Being a product of the Pleistocene epoch, I sometimes don't trust my online navigation skills. That said, after repeated attempts, I was unable to locate a glossary or index for this otherwise fine text. Assuming they don't exist, their absence is certainly not a deal-breaker. In my long and labored experience, nearly all college principles of economics texts really are pretty much interchangeable in terms of providing basic content. They are obligated to cover these basics if they intend to be even moderately useful. This text provides solid, competent, confident coverage of all the rudiments in a clear, useful, and even fun manner: Scarcity, Choice, Supply and Demand, Elasticity, Costs of Production, Market Structures, Aggregate Supply & Demand, Money & Banking, Blah, Blah, Blah. You get the idea. The chapter on Socialist Economies in Transition was an interesting and welcome addition to the usual list of topics. Another absolutely wonderful thing the text did was to address the students with respect. Specifically, the authors recognized and acknowledged that the vast majority of students in college are there to gain knowledge and/or a degree that will help them provide for themselves and their families (present or future). Few texts in any discipline make even vague reference to what should be an obvious reality of their end customers' worlds. Most college texts authors ignore such tawdry issues out of a misplaced concern for sullying the purity of their disciplines with such pedestrian and base concerns. Also, I suspect, many of them are annoyed by the realization that what they teach (or how they teach) is of little practical value. Whoa! Where-the-heck did all THAT come from?!? Apparently someone's little "soapbox" button got pushed. Meanwhile, back to the topic at hand: Libby Rittenberg & Timothy Tregarthen are rare and refreshing exceptions to the norm. They go on at length about Careers in Economics, Application of Economics to Other Fields, LSAT Scores and Undergraduate Majors (Economics majors rank quite well), and Starting Salaries of Economists vs other Professionals (again, not-so-bad). If they had been in the room as I read these sections, I would have kissed them squarely on the lips.

Okay, I'll try to curb myself a bit and not run on quite so much with this response. As I read through the text (no, I didn't read every page, but I did read quite a bit; samplings from nearly every chapter), I wasn't once struck by an obvious inaccuracy or biased presentation of concepts and material. I haven't always had that impression when reading texts, economics or otherwise. Krugman's springs to mind. These folks did an admirable job of fairly and evenhandedly compelling students to understand far reaching ramifications and consequences of topics such as the unavoidable reality (sometimes unpleasant) of having limited choices, how not "black-and-white" antitrust policies can be in a complex world of international economies, the economics of environmentalism, causes and remedies for income inequality, poverty, and discrimination, and other hot-button issues.

** Stated exercise 1 **
Reproduce the passage of the textbook review that opens with the words "Okay, I'll try" and closes with "other hot-button issues.".

(Element region listings)
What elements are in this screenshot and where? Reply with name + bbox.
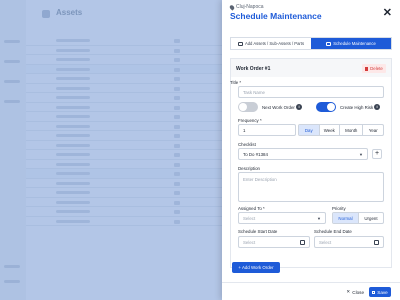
frequency-month-option[interactable]: Month <box>339 125 362 135</box>
frequency-input[interactable]: 1 <box>238 124 296 136</box>
close-icon[interactable]: ✕ <box>383 8 392 19</box>
work-order-header: Work Order #1 Delete <box>231 59 391 77</box>
frequency-label: Frequency * <box>238 118 262 123</box>
title-label: Title * <box>230 80 242 85</box>
tab-schedule-maintenance[interactable]: Schedule Maintenance <box>311 38 391 49</box>
start-date-placeholder: Select <box>243 239 256 245</box>
delete-button[interactable]: Delete <box>362 64 386 73</box>
calendar-icon <box>300 240 305 245</box>
start-date-label: Schedule Start Date <box>238 229 278 234</box>
frequency-unit-selector: Day Week Month Year <box>298 124 384 136</box>
priority-label: Priority <box>332 206 346 211</box>
checklist-select[interactable]: To Do #1384 ▼ <box>238 148 368 160</box>
tab-add-assets[interactable]: Add Assets / Sub-Assets / Parts <box>231 38 311 49</box>
footer-close-label: Close <box>352 289 364 295</box>
description-label: Description <box>238 166 260 171</box>
assigned-to-label: Assigned To * <box>238 206 265 211</box>
chevron-down-icon: ▼ <box>359 152 363 157</box>
drawer-footer: ✕ Close Save <box>222 282 400 300</box>
save-icon <box>372 290 376 294</box>
info-icon[interactable]: i <box>296 104 302 110</box>
drawer-title: Schedule Maintenance <box>230 11 322 21</box>
start-date-input[interactable]: Select <box>238 236 310 248</box>
title-input[interactable]: Task Name <box>238 86 384 98</box>
location-label: Cluj-Napoca <box>228 3 264 11</box>
calendar-icon <box>326 41 332 46</box>
end-date-label: Schedule End Date <box>314 229 352 234</box>
frequency-week-option[interactable]: Week <box>318 125 340 135</box>
footer-close-button[interactable]: ✕ Close <box>346 289 364 295</box>
save-button[interactable]: Save <box>369 287 391 297</box>
frequency-day-option[interactable]: Day <box>299 125 319 135</box>
description-textarea[interactable]: Enter Description <box>238 172 384 202</box>
chevron-down-icon: ▼ <box>317 216 321 221</box>
checklist-label: Checklist <box>238 142 256 147</box>
schedule-maintenance-drawer: Cluj-Napoca Schedule Maintenance ✕ Add A… <box>222 0 400 300</box>
save-label: Save <box>377 289 388 295</box>
work-order-heading: Work Order #1 <box>236 66 271 72</box>
calendar-icon <box>374 240 379 245</box>
box-icon <box>237 41 243 46</box>
next-work-order-label: Next Work Order <box>262 105 295 110</box>
end-date-placeholder: Select <box>319 239 332 245</box>
close-icon: ✕ <box>346 289 351 294</box>
location-text: Cluj-Napoca <box>236 4 264 10</box>
add-checklist-button[interactable]: + <box>372 149 382 159</box>
end-date-input[interactable]: Select <box>314 236 384 248</box>
checklist-value: To Do #1384 <box>243 151 268 157</box>
info-icon[interactable]: i <box>374 104 380 110</box>
add-work-order-button[interactable]: + Add Work Order <box>232 262 280 273</box>
assigned-to-select[interactable]: Select ▼ <box>238 212 326 224</box>
trash-icon <box>365 66 369 71</box>
frequency-year-option[interactable]: Year <box>362 125 383 135</box>
create-high-risk-toggle[interactable] <box>316 102 336 112</box>
priority-urgent-option[interactable]: Urgent <box>357 213 383 223</box>
assigned-to-placeholder: Select <box>243 215 256 221</box>
create-high-risk-label: Create High Risk <box>340 105 374 110</box>
drawer-tabs: Add Assets / Sub-Assets / Parts Schedule… <box>230 37 392 50</box>
priority-normal-option[interactable]: Normal <box>333 213 358 223</box>
tab-label: Schedule Maintenance <box>333 41 376 46</box>
location-pin-icon <box>228 3 236 11</box>
delete-label: Delete <box>370 66 383 71</box>
priority-selector: Normal Urgent <box>332 212 384 224</box>
tab-label: Add Assets / Sub-Assets / Parts <box>244 41 305 46</box>
next-work-order-toggle[interactable] <box>238 102 258 112</box>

** Stated exercise 2 **
Pull out every line of the records that contains the string "start", treating uppercase and lowercase as different.

** Complete output 1 **
Okay, I'll try to curb myself a bit and not run on quite so much with this response. As I read through the text (no, I didn't read every page, but I did read quite a bit; samplings from nearly every chapter), I wasn't once struck by an obvious inaccuracy or biased presentation of concepts and material. I haven't always had that impression when reading texts, economics or otherwise. Krugman's springs to mind. These folks did an admirable job of fairly and evenhandedly compelling students to understand far reaching ramifications and consequences of topics such as the unavoidable reality (sometimes unpleasant) of having limited choices, how not "black-and-white" antitrust policies can be in a complex world of international economies, the economics of environmentalism, causes and remedies for income inequality, poverty, and discrimination, and other hot-button issues.

** Complete output 2 **
start-date-placeholder: Select <box>243 239 256 245</box>
start-date-label: Schedule Start Date <box>238 229 278 234</box>
start-date-input[interactable]: Select <box>238 236 310 248</box>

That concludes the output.